_Available data_
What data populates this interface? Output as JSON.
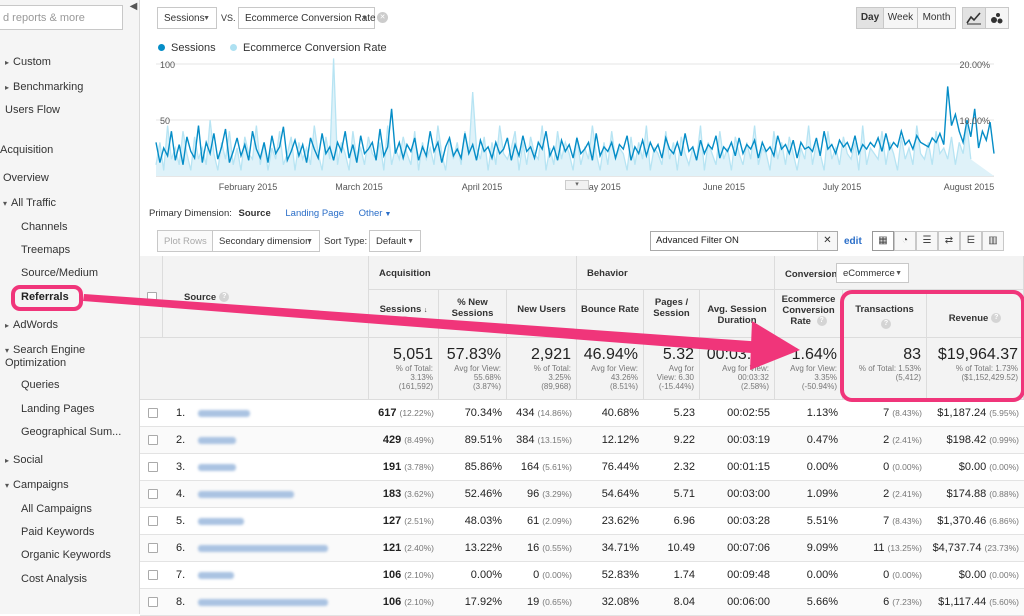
{
  "sidebar": {
    "search_placeholder": "d reports & more",
    "collapse_glyph": "◀",
    "items": [
      {
        "label": "Custom",
        "arrow": "▸"
      },
      {
        "label": "Benchmarking",
        "arrow": "▸"
      },
      {
        "label": "Users Flow"
      },
      {
        "label": "Acquisition"
      },
      {
        "label": "Overview"
      },
      {
        "label": "All Traffic",
        "arrow": "▾"
      },
      {
        "label": "Channels"
      },
      {
        "label": "Treemaps"
      },
      {
        "label": "Source/Medium"
      },
      {
        "label": "Referrals"
      },
      {
        "label": "AdWords",
        "arrow": "▸"
      },
      {
        "label": "Search Engine Optimization",
        "arrow": "▾"
      },
      {
        "label": "Queries"
      },
      {
        "label": "Landing Pages"
      },
      {
        "label": "Geographical Sum..."
      },
      {
        "label": "Social",
        "arrow": "▸"
      },
      {
        "label": "Campaigns",
        "arrow": "▾"
      },
      {
        "label": "All Campaigns"
      },
      {
        "label": "Paid Keywords"
      },
      {
        "label": "Organic Keywords"
      },
      {
        "label": "Cost Analysis"
      }
    ]
  },
  "controls": {
    "metric1": "Sessions",
    "vs": "VS.",
    "metric2": "Ecommerce Conversion Rate",
    "remove_glyph": "✕",
    "period_buttons": [
      "Day",
      "Week",
      "Month"
    ],
    "active_period": "Day"
  },
  "legend": {
    "series1": "Sessions",
    "series2": "Ecommerce Conversion Rate",
    "color1": "#058dc7",
    "color2": "#aee1f2"
  },
  "chart_data": {
    "type": "line",
    "x_labels": [
      "February 2015",
      "March 2015",
      "April 2015",
      "May 2015",
      "June 2015",
      "July 2015",
      "August 2015"
    ],
    "y_left_ticks": [
      "100",
      "50"
    ],
    "y_right_ticks": [
      "20.00%",
      "10.00%"
    ],
    "y_left_range": [
      0,
      100
    ],
    "y_right_range": [
      0,
      20
    ],
    "series": [
      {
        "name": "Sessions",
        "values": [
          30,
          12,
          25,
          18,
          40,
          14,
          28,
          10,
          35,
          22,
          16,
          45,
          12,
          30,
          20,
          38,
          15,
          26,
          42,
          12,
          22,
          34,
          18,
          28,
          14,
          40,
          24,
          16,
          30,
          12,
          36,
          20,
          26,
          44,
          14,
          22,
          32,
          18,
          28,
          12,
          34,
          24,
          16,
          38,
          20,
          26,
          14,
          30,
          22,
          40,
          16,
          28,
          12,
          36,
          20,
          24,
          30,
          14,
          42,
          18,
          26,
          60,
          20,
          30,
          16,
          28,
          22,
          34,
          14,
          26,
          18,
          40,
          22,
          30,
          12,
          26,
          34,
          18,
          24,
          16,
          38,
          20,
          28,
          14,
          32,
          22,
          26,
          16,
          30,
          20,
          24,
          34,
          14,
          28,
          18,
          36,
          22,
          26,
          16,
          30,
          24,
          40,
          18,
          26,
          14,
          32,
          22,
          28,
          16,
          34,
          20,
          24,
          30,
          14,
          38,
          18,
          26,
          22,
          30,
          16,
          28,
          24,
          36,
          14,
          26,
          20,
          32,
          18,
          30,
          22,
          28,
          16,
          34,
          24,
          20,
          30,
          18,
          38,
          22,
          26,
          14,
          32,
          20,
          28,
          24,
          36,
          16,
          26,
          22,
          30,
          18,
          34,
          20,
          28,
          24,
          32,
          16,
          30,
          22,
          26,
          18,
          36,
          24,
          28,
          20,
          32,
          16,
          30,
          24,
          26,
          22,
          34,
          18,
          40,
          24,
          28,
          20,
          32,
          26,
          30,
          22,
          36,
          20,
          28,
          24,
          30,
          26,
          34,
          22,
          38,
          24,
          30,
          26,
          40,
          28,
          32,
          24,
          36,
          30,
          28,
          26,
          34,
          30,
          38,
          28,
          80,
          45,
          55,
          40,
          30,
          50,
          35,
          60,
          25,
          40,
          32,
          48,
          20
        ]
      },
      {
        "name": "Ecommerce Conversion Rate",
        "values": [
          2,
          6,
          1,
          9,
          3,
          5,
          2,
          8,
          4,
          1,
          7,
          3,
          5,
          2,
          10,
          4,
          1,
          6,
          3,
          8,
          2,
          5,
          1,
          7,
          4,
          3,
          9,
          2,
          6,
          1,
          5,
          3,
          8,
          2,
          4,
          7,
          1,
          6,
          3,
          5,
          2,
          9,
          4,
          1,
          7,
          3,
          21,
          2,
          6,
          4,
          1,
          8,
          3,
          5,
          2,
          7,
          4,
          3,
          6,
          1,
          9,
          2,
          5,
          3,
          7,
          4,
          2,
          8,
          1,
          6,
          3,
          5,
          2,
          9,
          4,
          1,
          7,
          3,
          6,
          2,
          8,
          4,
          15,
          5,
          3,
          7,
          1,
          6,
          2,
          9,
          4,
          3,
          5,
          8,
          1,
          6,
          2,
          7,
          4,
          3,
          9,
          1,
          5,
          2,
          8,
          3,
          6,
          4,
          1,
          7,
          2,
          5,
          3,
          9,
          4,
          1,
          6,
          2,
          8,
          3,
          5,
          4,
          1,
          7,
          2,
          6,
          3,
          9,
          1,
          5,
          4,
          2,
          8,
          3,
          6,
          1,
          7,
          4,
          2,
          5,
          3,
          9,
          1,
          6,
          4,
          2,
          8,
          3,
          5,
          1,
          7,
          4,
          2,
          6,
          3,
          9,
          2,
          5,
          4,
          1,
          8,
          3,
          6,
          2,
          7,
          4,
          1,
          5,
          3,
          9,
          2,
          6,
          4,
          1,
          8,
          3,
          5,
          2,
          7,
          4,
          3,
          6,
          1,
          9,
          2,
          5,
          4,
          3,
          8,
          2,
          6,
          4,
          1,
          7,
          3,
          5,
          2,
          9,
          4,
          3,
          6,
          2,
          8,
          4,
          5,
          3,
          7,
          2,
          6,
          4,
          9,
          3
        ]
      }
    ]
  },
  "toolbar": {
    "primary_label": "Primary Dimension:",
    "primary_active": "Source",
    "primary_options": [
      "Landing Page",
      "Other"
    ],
    "plot_rows": "Plot Rows",
    "secondary_dimension": "Secondary dimension",
    "sort_type_label": "Sort Type:",
    "sort_value": "Default",
    "filter_value": "Advanced Filter ON",
    "filter_clear": "✕",
    "edit": "edit",
    "view_icons": [
      "▦",
      "◔",
      "☰",
      "⇄",
      "⋿",
      "▥"
    ]
  },
  "table": {
    "groups": {
      "acquisition": "Acquisition",
      "behavior": "Behavior",
      "conversions": "Conversions",
      "conversions_select": "eCommerce"
    },
    "headers": {
      "source": "Source",
      "sessions": "Sessions",
      "new_sessions": "% New Sessions",
      "new_users": "New Users",
      "bounce": "Bounce Rate",
      "pages": "Pages / Session",
      "duration": "Avg. Session Duration",
      "conv_rate": "Ecommerce Conversion Rate",
      "transactions": "Transactions",
      "revenue": "Revenue"
    },
    "totals": {
      "sessions": {
        "main": "5,051",
        "sub1": "% of Total:",
        "sub2": "3.13%",
        "sub3": "(161,592)"
      },
      "new_sessions": {
        "main": "57.83%",
        "sub1": "Avg for View:",
        "sub2": "55.68%",
        "sub3": "(3.87%)"
      },
      "new_users": {
        "main": "2,921",
        "sub1": "% of Total:",
        "sub2": "3.25%",
        "sub3": "(89,968)"
      },
      "bounce": {
        "main": "46.94%",
        "sub1": "Avg for View:",
        "sub2": "43.26%",
        "sub3": "(8.51%)"
      },
      "pages": {
        "main": "5.32",
        "sub1": "Avg for",
        "sub2": "View: 6.30",
        "sub3": "(-15.44%)"
      },
      "duration": {
        "main": "00:03:37",
        "sub1": "Avg for View:",
        "sub2": "00:03:32",
        "sub3": "(2.58%)"
      },
      "conv_rate": {
        "main": "1.64%",
        "sub1": "Avg for View:",
        "sub2": "3.35%",
        "sub3": "(-50.94%)"
      },
      "transactions": {
        "main": "83",
        "sub1": "% of Total: 1.53%",
        "sub2": "(5,412)"
      },
      "revenue": {
        "main": "$19,964.37",
        "sub1": "% of Total: 1.73%",
        "sub2": "($1,152,429.52)"
      }
    },
    "rows": [
      {
        "rank": "1.",
        "sessions": "617",
        "sessions_pct": "(12.22%)",
        "new_sessions": "70.34%",
        "new_users": "434",
        "new_users_pct": "(14.86%)",
        "bounce": "40.68%",
        "pages": "5.23",
        "duration": "00:02:55",
        "conv_rate": "1.13%",
        "transactions": "7",
        "transactions_pct": "(8.43%)",
        "revenue": "$1,187.24",
        "revenue_pct": "(5.95%)",
        "blur_w": 52
      },
      {
        "rank": "2.",
        "sessions": "429",
        "sessions_pct": "(8.49%)",
        "new_sessions": "89.51%",
        "new_users": "384",
        "new_users_pct": "(13.15%)",
        "bounce": "12.12%",
        "pages": "9.22",
        "duration": "00:03:19",
        "conv_rate": "0.47%",
        "transactions": "2",
        "transactions_pct": "(2.41%)",
        "revenue": "$198.42",
        "revenue_pct": "(0.99%)",
        "blur_w": 38
      },
      {
        "rank": "3.",
        "sessions": "191",
        "sessions_pct": "(3.78%)",
        "new_sessions": "85.86%",
        "new_users": "164",
        "new_users_pct": "(5.61%)",
        "bounce": "76.44%",
        "pages": "2.32",
        "duration": "00:01:15",
        "conv_rate": "0.00%",
        "transactions": "0",
        "transactions_pct": "(0.00%)",
        "revenue": "$0.00",
        "revenue_pct": "(0.00%)",
        "blur_w": 38
      },
      {
        "rank": "4.",
        "sessions": "183",
        "sessions_pct": "(3.62%)",
        "new_sessions": "52.46%",
        "new_users": "96",
        "new_users_pct": "(3.29%)",
        "bounce": "54.64%",
        "pages": "5.71",
        "duration": "00:03:00",
        "conv_rate": "1.09%",
        "transactions": "2",
        "transactions_pct": "(2.41%)",
        "revenue": "$174.88",
        "revenue_pct": "(0.88%)",
        "blur_w": 96
      },
      {
        "rank": "5.",
        "sessions": "127",
        "sessions_pct": "(2.51%)",
        "new_sessions": "48.03%",
        "new_users": "61",
        "new_users_pct": "(2.09%)",
        "bounce": "23.62%",
        "pages": "6.96",
        "duration": "00:03:28",
        "conv_rate": "5.51%",
        "transactions": "7",
        "transactions_pct": "(8.43%)",
        "revenue": "$1,370.46",
        "revenue_pct": "(6.86%)",
        "blur_w": 46
      },
      {
        "rank": "6.",
        "sessions": "121",
        "sessions_pct": "(2.40%)",
        "new_sessions": "13.22%",
        "new_users": "16",
        "new_users_pct": "(0.55%)",
        "bounce": "34.71%",
        "pages": "10.49",
        "duration": "00:07:06",
        "conv_rate": "9.09%",
        "transactions": "11",
        "transactions_pct": "(13.25%)",
        "revenue": "$4,737.74",
        "revenue_pct": "(23.73%)",
        "blur_w": 130
      },
      {
        "rank": "7.",
        "sessions": "106",
        "sessions_pct": "(2.10%)",
        "new_sessions": "0.00%",
        "new_users": "0",
        "new_users_pct": "(0.00%)",
        "bounce": "52.83%",
        "pages": "1.74",
        "duration": "00:09:48",
        "conv_rate": "0.00%",
        "transactions": "0",
        "transactions_pct": "(0.00%)",
        "revenue": "$0.00",
        "revenue_pct": "(0.00%)",
        "blur_w": 36
      },
      {
        "rank": "8.",
        "sessions": "106",
        "sessions_pct": "(2.10%)",
        "new_sessions": "17.92%",
        "new_users": "19",
        "new_users_pct": "(0.65%)",
        "bounce": "32.08%",
        "pages": "8.04",
        "duration": "00:06:00",
        "conv_rate": "5.66%",
        "transactions": "6",
        "transactions_pct": "(7.23%)",
        "revenue": "$1,117.44",
        "revenue_pct": "(5.60%)",
        "blur_w": 130
      }
    ]
  },
  "annotation": {
    "color": "#f0357a"
  }
}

_Directions_
Gather all lines from the records above in which "name" appears.

_Problem solution_
        "name": "Sessions",
        "name": "Ecommerce Conversion Rate",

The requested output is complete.